[start SUPPLIED ENTRIES]

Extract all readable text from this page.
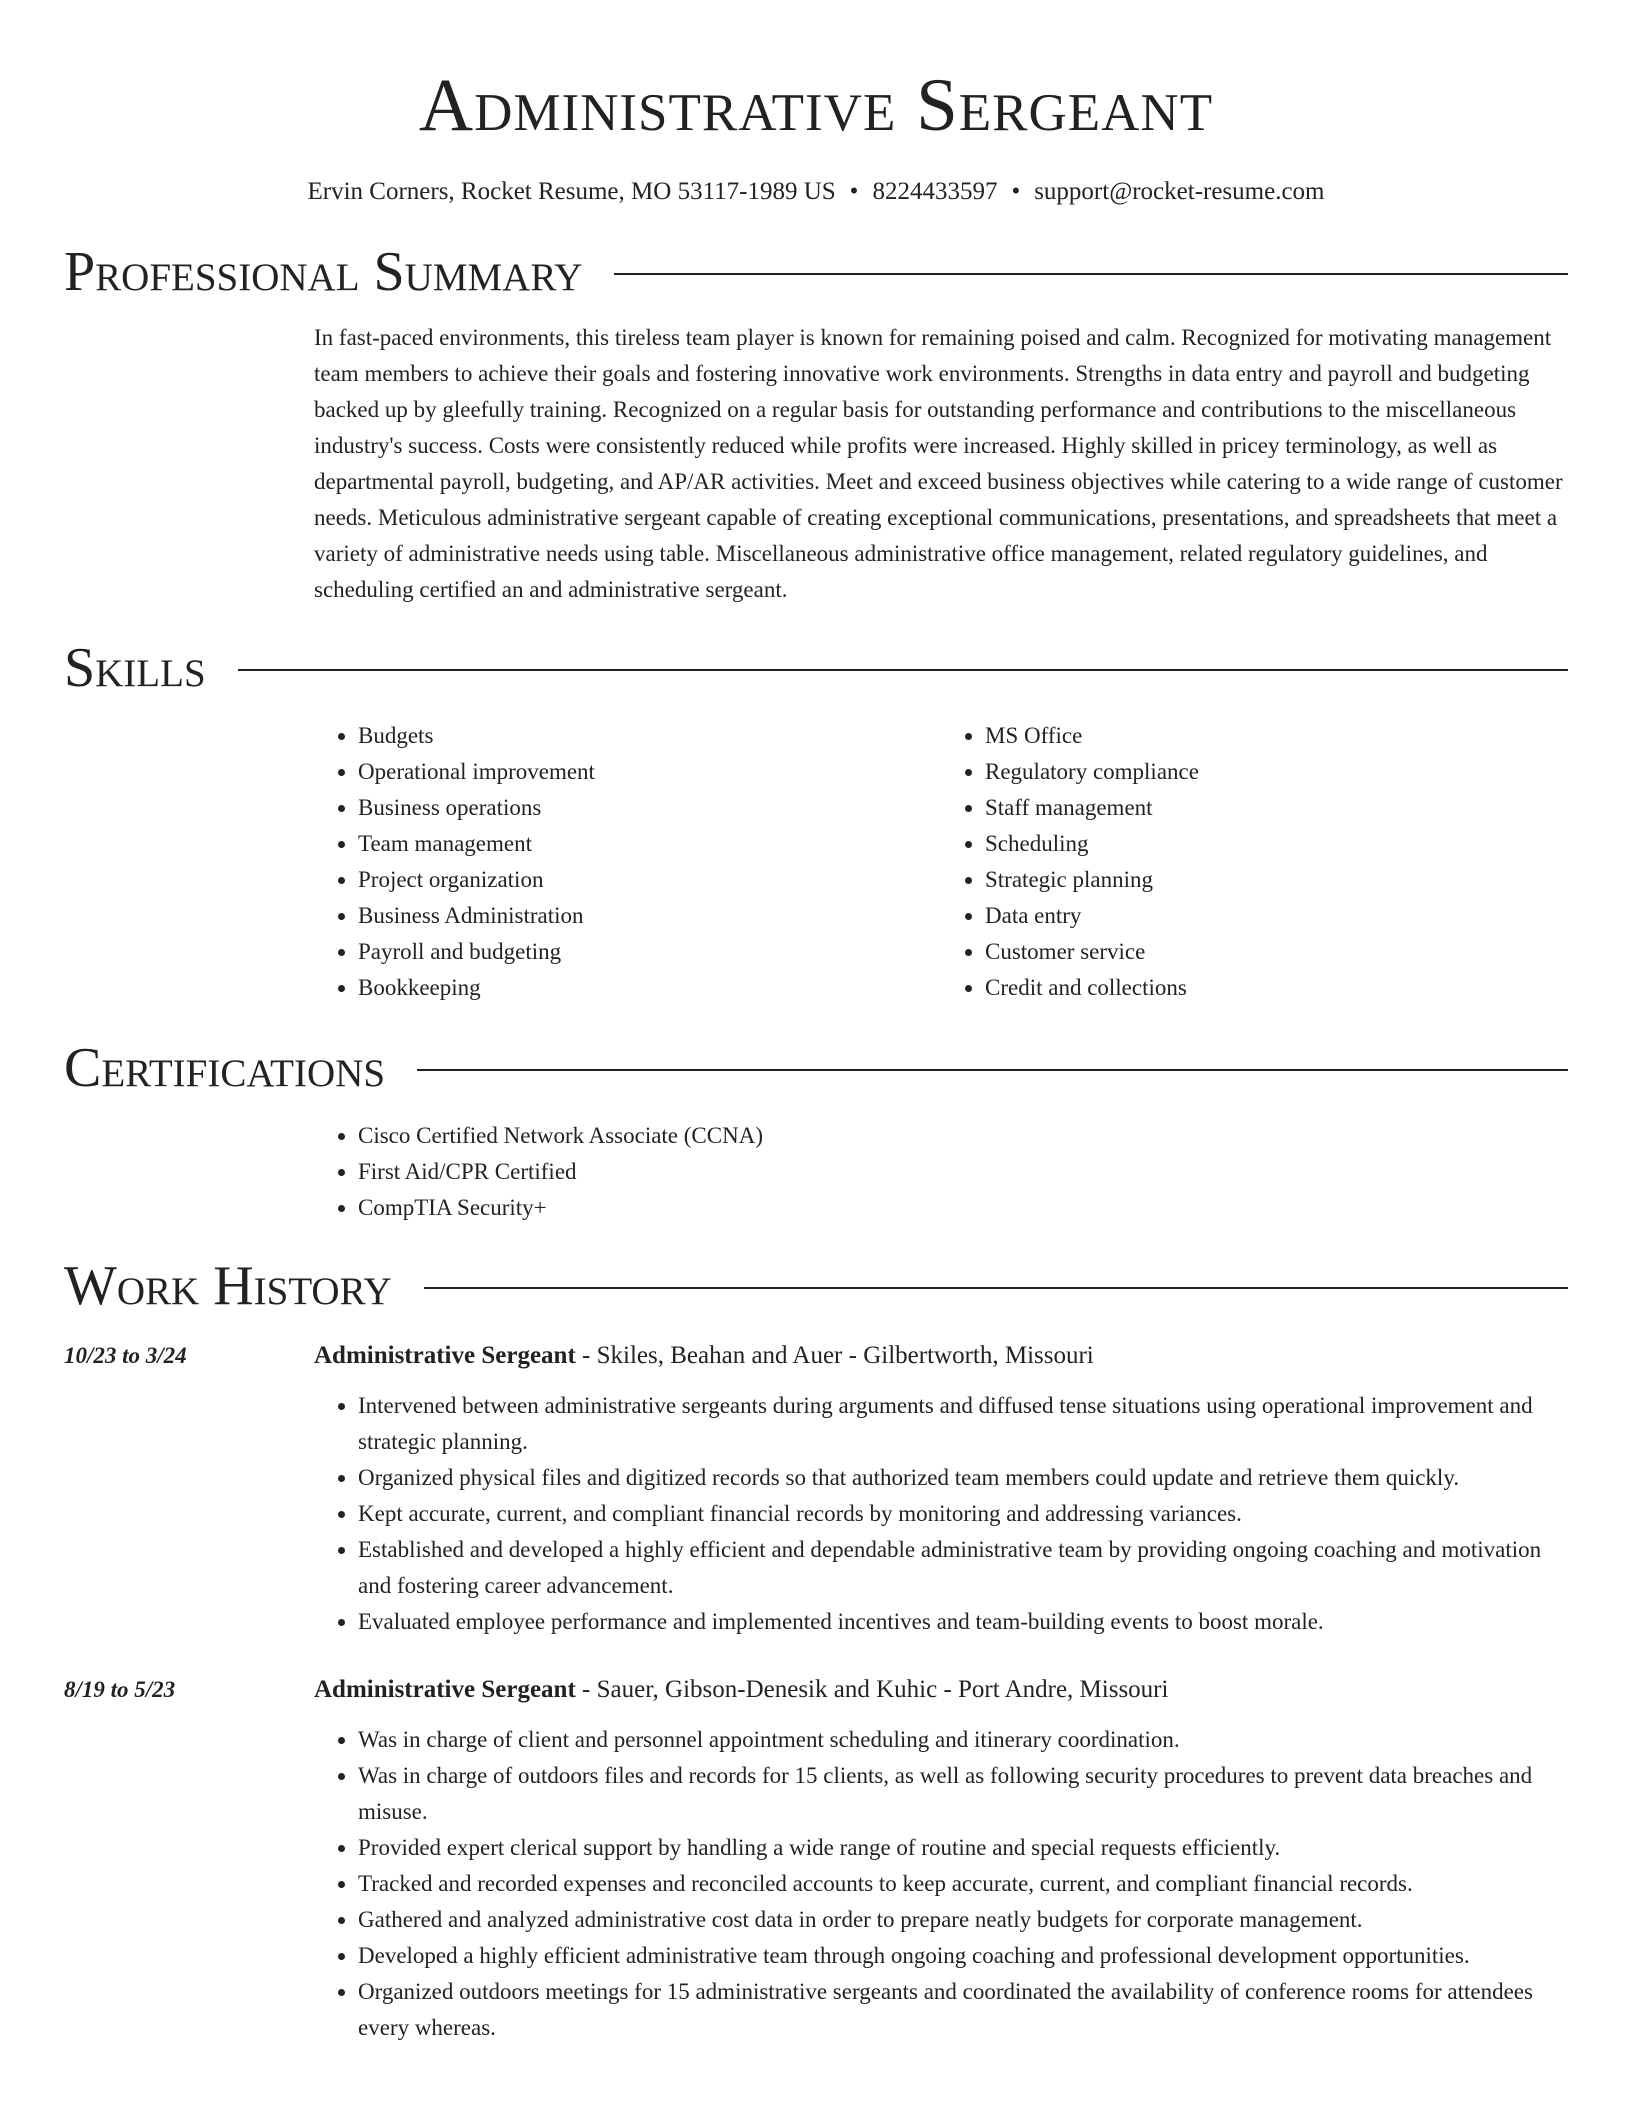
Administrative Sergeant
Ervin Corners, Rocket Resume, MO 53117-1989 US • 8224433597 • support@rocket-resume.com
Professional Summary
In fast-paced environments, this tireless team player is known for remaining poised and calm. Recognized for motivating management team members to achieve their goals and fostering innovative work environments. Strengths in data entry and payroll and budgeting backed up by gleefully training. Recognized on a regular basis for outstanding performance and contributions to the miscellaneous industry's success. Costs were consistently reduced while profits were increased. Highly skilled in pricey terminology, as well as departmental payroll, budgeting, and AP/AR activities. Meet and exceed business objectives while catering to a wide range of customer needs. Meticulous administrative sergeant capable of creating exceptional communications, presentations, and spreadsheets that meet a variety of administrative needs using table. Miscellaneous administrative office management, related regulatory guidelines, and scheduling certified an and administrative sergeant.
Skills
• Budgets
• Operational improvement
• Business operations
• Team management
• Project organization
• Business Administration
• Payroll and budgeting
• Bookkeeping
• MS Office
• Regulatory compliance
• Staff management
• Scheduling
• Strategic planning
• Data entry
• Customer service
• Credit and collections
Certifications
• Cisco Certified Network Associate (CCNA)
• First Aid/CPR Certified
• CompTIA Security+
Work History
10/23 to 3/24	Administrative Sergeant - Skiles, Beahan and Auer - Gilbertworth, Missouri
• Intervened between administrative sergeants during arguments and diffused tense situations using operational improvement and strategic planning.
• Organized physical files and digitized records so that authorized team members could update and retrieve them quickly.
• Kept accurate, current, and compliant financial records by monitoring and addressing variances.
• Established and developed a highly efficient and dependable administrative team by providing ongoing coaching and motivation and fostering career advancement.
• Evaluated employee performance and implemented incentives and team-building events to boost morale.
8/19 to 5/23	Administrative Sergeant - Sauer, Gibson-Denesik and Kuhic - Port Andre, Missouri
• Was in charge of client and personnel appointment scheduling and itinerary coordination.
• Was in charge of outdoors files and records for 15 clients, as well as following security procedures to prevent data breaches and misuse.
• Provided expert clerical support by handling a wide range of routine and special requests efficiently.
• Tracked and recorded expenses and reconciled accounts to keep accurate, current, and compliant financial records.
• Gathered and analyzed administrative cost data in order to prepare neatly budgets for corporate management.
• Developed a highly efficient administrative team through ongoing coaching and professional development opportunities.
• Organized outdoors meetings for 15 administrative sergeants and coordinated the availability of conference rooms for attendees every whereas.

[end SUPPLIED ENTRIES]

# DIRECTIVE:
Every line above should be returned exactly; the pictures stay out.

# SOLUTION:
Extract all readable text from this page.
Administrative Sergeant
Ervin Corners, Rocket Resume, MO 53117-1989 US • 8224433597 • support@rocket-resume.com
Professional Summary
In fast-paced environments, this tireless team player is known for remaining poised and calm. Recognized for motivating management team members to achieve their goals and fostering innovative work environments. Strengths in data entry and payroll and budgeting backed up by gleefully training. Recognized on a regular basis for outstanding performance and contributions to the miscellaneous industry's success. Costs were consistently reduced while profits were increased. Highly skilled in pricey terminology, as well as departmental payroll, budgeting, and AP/AR activities. Meet and exceed business objectives while catering to a wide range of customer needs. Meticulous administrative sergeant capable of creating exceptional communications, presentations, and spreadsheets that meet a variety of administrative needs using table. Miscellaneous administrative office management, related regulatory guidelines, and scheduling certified an and administrative sergeant.
Skills
• Budgets
• Operational improvement
• Business operations
• Team management
• Project organization
• Business Administration
• Payroll and budgeting
• Bookkeeping
• MS Office
• Regulatory compliance
• Staff management
• Scheduling
• Strategic planning
• Data entry
• Customer service
• Credit and collections
Certifications
• Cisco Certified Network Associate (CCNA)
• First Aid/CPR Certified
• CompTIA Security+
Work History
10/23 to 3/24	Administrative Sergeant - Skiles, Beahan and Auer - Gilbertworth, Missouri
• Intervened between administrative sergeants during arguments and diffused tense situations using operational improvement and strategic planning.
• Organized physical files and digitized records so that authorized team members could update and retrieve them quickly.
• Kept accurate, current, and compliant financial records by monitoring and addressing variances.
• Established and developed a highly efficient and dependable administrative team by providing ongoing coaching and motivation and fostering career advancement.
• Evaluated employee performance and implemented incentives and team-building events to boost morale.
8/19 to 5/23	Administrative Sergeant - Sauer, Gibson-Denesik and Kuhic - Port Andre, Missouri
• Was in charge of client and personnel appointment scheduling and itinerary coordination.
• Was in charge of outdoors files and records for 15 clients, as well as following security procedures to prevent data breaches and misuse.
• Provided expert clerical support by handling a wide range of routine and special requests efficiently.
• Tracked and recorded expenses and reconciled accounts to keep accurate, current, and compliant financial records.
• Gathered and analyzed administrative cost data in order to prepare neatly budgets for corporate management.
• Developed a highly efficient administrative team through ongoing coaching and professional development opportunities.
• Organized outdoors meetings for 15 administrative sergeants and coordinated the availability of conference rooms for attendees every whereas.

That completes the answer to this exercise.